**Consigne donnée A**
Réécrivez en tableau Markdown, avec les colonnes « Numéro » et « Contenu », les lignes des enregistrements depuis la toute première jusqu'à celle qui contient « table-cell: 10 14 8 — [73, 403, 96, 411] », ces deux lignes comprises et les lignes vides omises.

======== Texte fourni ========

Ecrire à partir du roman « Le monarque des ombres » de Javier Cercas

Cette semaine, Alain André vous propose d’écrire à partir du roman de Javier Cercas, « Le monarque des ombres » (2017 et Actes Sud, 2018).  Envoyez-nous vos textes (un feuillet standard ou 1500 signes maxi) jusqu’au 18 février 2019 à l’adresse : atelierouvert@inventoire.com

Extrait

« Il s’appelait Manuel Mena et il est mort à l’âge de dix-neuf ans au cours de la bataille de l’Èbre. Sa mort advint le 21 septembre 1938, à la fin de la guerre civile, dans un village catalan du nom de Bot. C’était un franquiste fervent, ou du moins un fervent phalangiste, ou du moins l’avait-il été au début de la guerre : il s’était alors engagé dans la 3e bandera de Phalange de Cáceres, et l’année suivante, fraîchement promu sous-lieutenant intérimaire, il fut affecté au 1er tabor de tirailleurs d’Ifni, une unité de choc appartenant au corps des Regulares [tous ces noms sont un peu exotiques pour  nous, mais les Regulares, comme le précise une note en bas de page du traducteur, sont des troupes de l’armée espagnoles recrutées au Maroc espagnol]. Douze mois plus tard, il trouva la mort au combat, et durant des années il fut le héros officiel de ma famille ».

======== Enregistrements à utiliser ========

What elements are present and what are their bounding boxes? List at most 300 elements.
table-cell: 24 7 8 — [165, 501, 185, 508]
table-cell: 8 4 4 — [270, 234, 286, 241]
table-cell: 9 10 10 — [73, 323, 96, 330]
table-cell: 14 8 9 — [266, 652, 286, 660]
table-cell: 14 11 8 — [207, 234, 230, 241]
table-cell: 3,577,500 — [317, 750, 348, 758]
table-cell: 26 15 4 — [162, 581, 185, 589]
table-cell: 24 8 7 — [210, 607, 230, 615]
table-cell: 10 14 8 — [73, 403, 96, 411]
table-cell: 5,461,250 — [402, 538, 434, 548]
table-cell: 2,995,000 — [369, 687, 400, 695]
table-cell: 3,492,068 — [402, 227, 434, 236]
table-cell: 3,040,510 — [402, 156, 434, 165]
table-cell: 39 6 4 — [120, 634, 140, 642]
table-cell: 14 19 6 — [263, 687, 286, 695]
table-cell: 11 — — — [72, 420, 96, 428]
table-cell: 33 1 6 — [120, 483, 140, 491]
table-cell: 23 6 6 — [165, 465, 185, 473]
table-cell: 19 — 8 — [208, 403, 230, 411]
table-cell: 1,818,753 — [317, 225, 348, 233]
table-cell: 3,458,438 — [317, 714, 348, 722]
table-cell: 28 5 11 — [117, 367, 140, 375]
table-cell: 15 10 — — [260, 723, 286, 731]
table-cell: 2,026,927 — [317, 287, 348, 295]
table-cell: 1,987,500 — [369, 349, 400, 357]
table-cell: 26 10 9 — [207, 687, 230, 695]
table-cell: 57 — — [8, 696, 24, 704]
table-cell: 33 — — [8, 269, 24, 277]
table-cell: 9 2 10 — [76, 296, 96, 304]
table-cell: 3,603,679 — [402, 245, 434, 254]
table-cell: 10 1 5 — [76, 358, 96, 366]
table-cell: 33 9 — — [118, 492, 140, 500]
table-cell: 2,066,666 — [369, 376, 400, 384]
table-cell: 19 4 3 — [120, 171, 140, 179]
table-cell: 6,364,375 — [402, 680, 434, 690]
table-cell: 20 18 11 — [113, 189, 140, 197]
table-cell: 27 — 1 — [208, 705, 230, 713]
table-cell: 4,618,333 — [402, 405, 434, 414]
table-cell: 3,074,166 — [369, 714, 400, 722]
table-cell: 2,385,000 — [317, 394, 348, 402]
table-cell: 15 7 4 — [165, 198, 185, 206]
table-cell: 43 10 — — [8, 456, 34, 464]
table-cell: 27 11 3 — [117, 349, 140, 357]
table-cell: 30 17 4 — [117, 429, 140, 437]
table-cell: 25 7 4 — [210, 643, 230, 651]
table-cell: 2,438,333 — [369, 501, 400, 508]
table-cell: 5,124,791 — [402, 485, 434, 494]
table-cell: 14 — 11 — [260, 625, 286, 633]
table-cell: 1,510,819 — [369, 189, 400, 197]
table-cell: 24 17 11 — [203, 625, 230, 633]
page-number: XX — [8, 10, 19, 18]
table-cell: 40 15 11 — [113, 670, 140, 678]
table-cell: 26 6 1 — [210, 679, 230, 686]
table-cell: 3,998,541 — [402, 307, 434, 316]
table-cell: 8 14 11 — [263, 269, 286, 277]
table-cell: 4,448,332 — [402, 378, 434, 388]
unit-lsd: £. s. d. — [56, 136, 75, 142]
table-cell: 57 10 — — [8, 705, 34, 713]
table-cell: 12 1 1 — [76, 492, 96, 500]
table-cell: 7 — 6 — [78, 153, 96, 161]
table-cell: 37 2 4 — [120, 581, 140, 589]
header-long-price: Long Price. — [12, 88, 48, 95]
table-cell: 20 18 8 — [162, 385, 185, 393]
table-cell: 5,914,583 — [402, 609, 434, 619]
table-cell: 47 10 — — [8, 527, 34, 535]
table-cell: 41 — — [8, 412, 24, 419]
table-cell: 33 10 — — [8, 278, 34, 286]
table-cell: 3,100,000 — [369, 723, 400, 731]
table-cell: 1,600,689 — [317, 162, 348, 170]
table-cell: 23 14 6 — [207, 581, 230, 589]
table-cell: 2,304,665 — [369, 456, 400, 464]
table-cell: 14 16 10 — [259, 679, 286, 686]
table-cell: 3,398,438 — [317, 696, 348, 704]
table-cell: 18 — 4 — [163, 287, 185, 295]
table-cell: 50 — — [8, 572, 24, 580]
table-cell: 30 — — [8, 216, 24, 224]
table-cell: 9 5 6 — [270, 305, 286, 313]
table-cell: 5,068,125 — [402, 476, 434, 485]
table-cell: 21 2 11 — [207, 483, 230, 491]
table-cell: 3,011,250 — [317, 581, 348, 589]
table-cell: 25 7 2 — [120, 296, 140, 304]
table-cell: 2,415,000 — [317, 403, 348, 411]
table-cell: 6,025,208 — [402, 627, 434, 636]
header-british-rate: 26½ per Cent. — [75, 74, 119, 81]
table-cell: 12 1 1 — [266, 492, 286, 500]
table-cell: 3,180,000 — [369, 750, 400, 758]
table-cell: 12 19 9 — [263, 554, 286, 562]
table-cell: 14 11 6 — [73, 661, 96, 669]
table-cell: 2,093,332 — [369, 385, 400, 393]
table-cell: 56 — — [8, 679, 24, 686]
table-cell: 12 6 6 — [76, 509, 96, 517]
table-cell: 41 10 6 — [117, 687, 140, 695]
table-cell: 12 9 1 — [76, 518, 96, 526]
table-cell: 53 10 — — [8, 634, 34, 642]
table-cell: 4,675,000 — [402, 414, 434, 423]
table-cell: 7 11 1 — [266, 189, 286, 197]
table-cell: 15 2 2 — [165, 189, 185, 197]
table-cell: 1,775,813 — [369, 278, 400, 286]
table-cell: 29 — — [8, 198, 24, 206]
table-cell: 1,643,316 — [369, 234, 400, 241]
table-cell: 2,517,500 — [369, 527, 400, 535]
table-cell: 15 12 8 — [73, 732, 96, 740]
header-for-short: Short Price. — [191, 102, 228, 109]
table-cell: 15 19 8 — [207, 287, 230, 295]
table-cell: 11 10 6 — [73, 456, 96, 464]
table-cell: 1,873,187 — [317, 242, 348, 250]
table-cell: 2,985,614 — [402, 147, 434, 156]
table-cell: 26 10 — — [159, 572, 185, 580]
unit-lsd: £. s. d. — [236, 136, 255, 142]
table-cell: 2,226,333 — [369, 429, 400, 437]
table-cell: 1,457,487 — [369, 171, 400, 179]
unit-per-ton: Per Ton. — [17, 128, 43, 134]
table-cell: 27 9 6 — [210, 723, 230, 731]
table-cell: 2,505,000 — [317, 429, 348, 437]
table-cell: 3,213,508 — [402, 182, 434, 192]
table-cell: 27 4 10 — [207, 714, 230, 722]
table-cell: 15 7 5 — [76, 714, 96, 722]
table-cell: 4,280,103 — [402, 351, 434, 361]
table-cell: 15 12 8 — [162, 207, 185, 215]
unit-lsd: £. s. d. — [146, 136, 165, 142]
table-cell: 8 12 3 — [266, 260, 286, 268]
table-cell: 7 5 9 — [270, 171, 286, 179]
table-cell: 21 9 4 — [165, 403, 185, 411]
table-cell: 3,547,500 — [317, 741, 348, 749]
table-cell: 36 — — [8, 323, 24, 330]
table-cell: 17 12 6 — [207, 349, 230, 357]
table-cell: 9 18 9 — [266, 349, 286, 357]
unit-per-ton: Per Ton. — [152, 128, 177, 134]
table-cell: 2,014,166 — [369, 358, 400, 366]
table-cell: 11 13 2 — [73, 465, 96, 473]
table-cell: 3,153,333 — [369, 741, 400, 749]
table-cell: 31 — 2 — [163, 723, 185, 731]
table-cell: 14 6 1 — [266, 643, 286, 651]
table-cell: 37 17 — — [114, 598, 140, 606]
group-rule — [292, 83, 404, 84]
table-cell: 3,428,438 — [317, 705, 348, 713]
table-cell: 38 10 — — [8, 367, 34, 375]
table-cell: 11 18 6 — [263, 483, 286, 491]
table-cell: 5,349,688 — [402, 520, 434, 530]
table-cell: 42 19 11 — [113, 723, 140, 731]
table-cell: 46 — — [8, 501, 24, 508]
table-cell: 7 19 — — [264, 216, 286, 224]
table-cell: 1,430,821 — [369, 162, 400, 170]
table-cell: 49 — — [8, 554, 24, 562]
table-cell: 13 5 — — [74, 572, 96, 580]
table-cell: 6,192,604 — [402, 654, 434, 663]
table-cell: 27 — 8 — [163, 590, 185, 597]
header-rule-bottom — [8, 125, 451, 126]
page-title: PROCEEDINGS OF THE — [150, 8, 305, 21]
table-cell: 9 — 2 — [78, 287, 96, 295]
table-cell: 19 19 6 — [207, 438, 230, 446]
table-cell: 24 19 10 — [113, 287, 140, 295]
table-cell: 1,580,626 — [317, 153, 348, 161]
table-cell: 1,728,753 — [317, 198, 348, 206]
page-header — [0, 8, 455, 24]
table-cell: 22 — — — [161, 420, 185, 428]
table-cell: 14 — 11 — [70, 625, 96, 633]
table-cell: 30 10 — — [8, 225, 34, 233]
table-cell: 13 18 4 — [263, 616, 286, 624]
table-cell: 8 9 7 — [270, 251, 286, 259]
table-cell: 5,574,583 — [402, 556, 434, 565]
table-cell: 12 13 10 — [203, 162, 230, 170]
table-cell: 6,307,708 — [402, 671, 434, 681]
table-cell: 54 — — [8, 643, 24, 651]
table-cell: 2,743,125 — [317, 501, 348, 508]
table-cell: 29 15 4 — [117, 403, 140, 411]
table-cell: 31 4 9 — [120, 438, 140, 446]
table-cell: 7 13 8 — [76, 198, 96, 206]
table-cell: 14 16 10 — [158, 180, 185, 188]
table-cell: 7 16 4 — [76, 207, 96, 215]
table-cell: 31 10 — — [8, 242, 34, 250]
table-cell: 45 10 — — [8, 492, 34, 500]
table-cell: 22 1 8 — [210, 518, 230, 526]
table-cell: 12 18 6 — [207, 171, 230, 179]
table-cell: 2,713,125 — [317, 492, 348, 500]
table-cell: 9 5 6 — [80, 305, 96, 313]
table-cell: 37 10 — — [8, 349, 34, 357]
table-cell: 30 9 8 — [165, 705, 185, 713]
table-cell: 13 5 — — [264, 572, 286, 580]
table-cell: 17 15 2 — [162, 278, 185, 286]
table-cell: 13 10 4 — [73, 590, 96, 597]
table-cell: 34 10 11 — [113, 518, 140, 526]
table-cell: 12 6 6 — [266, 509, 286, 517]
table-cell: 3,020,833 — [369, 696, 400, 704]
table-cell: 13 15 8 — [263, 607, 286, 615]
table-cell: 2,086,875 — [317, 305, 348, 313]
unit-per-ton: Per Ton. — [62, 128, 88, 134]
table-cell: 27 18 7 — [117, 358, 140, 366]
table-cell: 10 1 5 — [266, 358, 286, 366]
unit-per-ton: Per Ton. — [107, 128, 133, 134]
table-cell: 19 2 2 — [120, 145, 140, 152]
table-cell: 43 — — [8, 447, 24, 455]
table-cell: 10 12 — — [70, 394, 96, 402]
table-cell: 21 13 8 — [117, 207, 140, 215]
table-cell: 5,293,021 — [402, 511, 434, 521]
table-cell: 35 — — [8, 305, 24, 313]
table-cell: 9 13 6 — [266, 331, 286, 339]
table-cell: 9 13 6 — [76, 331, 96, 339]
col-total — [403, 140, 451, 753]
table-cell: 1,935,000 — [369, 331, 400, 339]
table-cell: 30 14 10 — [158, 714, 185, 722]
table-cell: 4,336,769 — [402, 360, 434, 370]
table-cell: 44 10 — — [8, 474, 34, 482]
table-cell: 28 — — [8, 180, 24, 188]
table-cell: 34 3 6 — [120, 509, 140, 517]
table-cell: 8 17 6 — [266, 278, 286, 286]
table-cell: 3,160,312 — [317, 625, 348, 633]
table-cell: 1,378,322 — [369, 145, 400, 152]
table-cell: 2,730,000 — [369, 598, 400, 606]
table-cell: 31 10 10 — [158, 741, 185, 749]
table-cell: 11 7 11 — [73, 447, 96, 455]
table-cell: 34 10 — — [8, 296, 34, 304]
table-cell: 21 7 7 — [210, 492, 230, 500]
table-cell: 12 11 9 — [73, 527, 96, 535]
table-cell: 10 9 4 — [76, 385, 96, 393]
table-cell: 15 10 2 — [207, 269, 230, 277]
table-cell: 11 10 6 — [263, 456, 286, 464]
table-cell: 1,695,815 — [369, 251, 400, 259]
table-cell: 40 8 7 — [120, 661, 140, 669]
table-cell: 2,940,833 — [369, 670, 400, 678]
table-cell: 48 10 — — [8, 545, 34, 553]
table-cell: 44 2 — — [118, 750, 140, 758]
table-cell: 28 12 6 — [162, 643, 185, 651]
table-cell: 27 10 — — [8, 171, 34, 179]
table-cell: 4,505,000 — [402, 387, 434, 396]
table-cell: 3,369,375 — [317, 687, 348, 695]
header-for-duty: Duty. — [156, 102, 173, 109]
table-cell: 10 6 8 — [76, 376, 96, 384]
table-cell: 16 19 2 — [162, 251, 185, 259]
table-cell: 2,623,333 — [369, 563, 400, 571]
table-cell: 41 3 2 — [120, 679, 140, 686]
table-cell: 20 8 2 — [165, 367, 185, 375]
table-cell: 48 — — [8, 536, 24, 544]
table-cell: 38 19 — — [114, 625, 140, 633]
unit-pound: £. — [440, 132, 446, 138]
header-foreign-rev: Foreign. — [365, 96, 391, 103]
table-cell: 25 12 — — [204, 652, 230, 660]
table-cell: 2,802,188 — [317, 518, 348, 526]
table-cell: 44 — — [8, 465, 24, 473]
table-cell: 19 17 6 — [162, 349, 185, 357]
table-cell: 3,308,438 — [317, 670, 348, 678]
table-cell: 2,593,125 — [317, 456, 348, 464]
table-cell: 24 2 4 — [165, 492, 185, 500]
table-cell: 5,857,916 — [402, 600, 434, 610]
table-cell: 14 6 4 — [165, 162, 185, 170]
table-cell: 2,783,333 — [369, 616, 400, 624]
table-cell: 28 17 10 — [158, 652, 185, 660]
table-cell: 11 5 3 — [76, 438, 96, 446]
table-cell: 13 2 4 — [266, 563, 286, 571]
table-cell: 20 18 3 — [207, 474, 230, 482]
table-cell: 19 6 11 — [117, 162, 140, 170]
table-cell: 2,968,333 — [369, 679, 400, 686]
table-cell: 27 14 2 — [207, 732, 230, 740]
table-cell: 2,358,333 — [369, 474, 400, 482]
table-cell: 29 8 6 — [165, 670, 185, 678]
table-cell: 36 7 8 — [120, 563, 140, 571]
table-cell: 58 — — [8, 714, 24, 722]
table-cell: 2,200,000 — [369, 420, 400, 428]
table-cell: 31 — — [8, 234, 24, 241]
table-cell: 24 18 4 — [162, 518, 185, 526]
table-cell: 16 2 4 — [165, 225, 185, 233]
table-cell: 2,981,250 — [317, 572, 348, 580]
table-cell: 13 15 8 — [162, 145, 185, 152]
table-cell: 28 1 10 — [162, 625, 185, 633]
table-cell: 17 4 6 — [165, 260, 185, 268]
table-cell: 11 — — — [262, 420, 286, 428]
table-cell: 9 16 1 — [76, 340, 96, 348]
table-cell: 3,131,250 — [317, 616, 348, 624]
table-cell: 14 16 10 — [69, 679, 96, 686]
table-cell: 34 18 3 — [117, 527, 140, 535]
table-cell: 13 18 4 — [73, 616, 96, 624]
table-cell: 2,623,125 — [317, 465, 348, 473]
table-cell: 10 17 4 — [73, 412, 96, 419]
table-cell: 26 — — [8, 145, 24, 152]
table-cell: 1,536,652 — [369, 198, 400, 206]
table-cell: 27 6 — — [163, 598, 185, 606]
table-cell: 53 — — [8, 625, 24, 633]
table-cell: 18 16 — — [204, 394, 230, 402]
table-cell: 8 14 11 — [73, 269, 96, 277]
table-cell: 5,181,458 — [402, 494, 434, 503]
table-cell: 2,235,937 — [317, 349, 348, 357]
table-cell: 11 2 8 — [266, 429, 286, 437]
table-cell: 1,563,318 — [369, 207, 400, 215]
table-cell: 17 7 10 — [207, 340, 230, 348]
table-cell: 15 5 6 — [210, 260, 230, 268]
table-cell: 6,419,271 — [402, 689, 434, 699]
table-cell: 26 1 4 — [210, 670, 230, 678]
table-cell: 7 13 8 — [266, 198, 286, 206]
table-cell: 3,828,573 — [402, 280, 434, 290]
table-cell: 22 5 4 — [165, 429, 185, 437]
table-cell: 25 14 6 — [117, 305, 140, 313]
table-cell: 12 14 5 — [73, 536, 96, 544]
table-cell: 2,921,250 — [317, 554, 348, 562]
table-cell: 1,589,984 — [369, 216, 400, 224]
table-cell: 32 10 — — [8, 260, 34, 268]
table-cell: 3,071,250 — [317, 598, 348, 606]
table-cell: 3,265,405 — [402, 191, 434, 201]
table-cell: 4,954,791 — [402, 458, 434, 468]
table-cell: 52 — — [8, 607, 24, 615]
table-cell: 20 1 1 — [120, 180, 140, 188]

========

**Consigne donnée B**
Poursuivez le texte consacré au roman « Le monarque des ombres » à partir de l'endroit où il s'arrête.

**Réponse rédigée A**
| Numéro | Contenu |
|---|---|
| 1 | What elements are present and what are their bounding boxes? List at most 300 elements. |
| 2 | table-cell: 24 7 8 — [165, 501, 185, 508] |
| 3 | table-cell: 8 4 4 — [270, 234, 286, 241] |
| 4 | table-cell: 9 10 10 — [73, 323, 96, 330] |
| 5 | table-cell: 14 8 9 — [266, 652, 286, 660] |
| 6 | table-cell: 14 11 8 — [207, 234, 230, 241] |
| 7 | table-cell: 3,577,500 — [317, 750, 348, 758] |
| 8 | table-cell: 26 15 4 — [162, 581, 185, 589] |
| 9 | table-cell: 24 8 7 — [210, 607, 230, 615] |
| 10 | table-cell: 10 14 8 — [73, 403, 96, 411] |

**Réponse rédigée B**
Proposition d’écriture

Ce premier paragraphe du dernier roman de Javier Cercas (Le monarque des ombres, Actes Sud, 2018) nous propose comme ses précédents romans une énigme historique. Les précédents traitaient de personnages célèbres ou obscurs mais toujours liés de près à un événement historique : la fin de la guerre d’Espagne, les camps de la mort au moment de la Seconde Guerre mondiale, le putsch manqué de militaires au Parlement espagnol en 1981… Cette énigme-ci le touche de plus près, puisqu’elle touche certes à un événement historique (la guerre d’Espagne, derechef), mais concerne un membre de sa famille, mort au cours de la terrible bataille de l’Èbre.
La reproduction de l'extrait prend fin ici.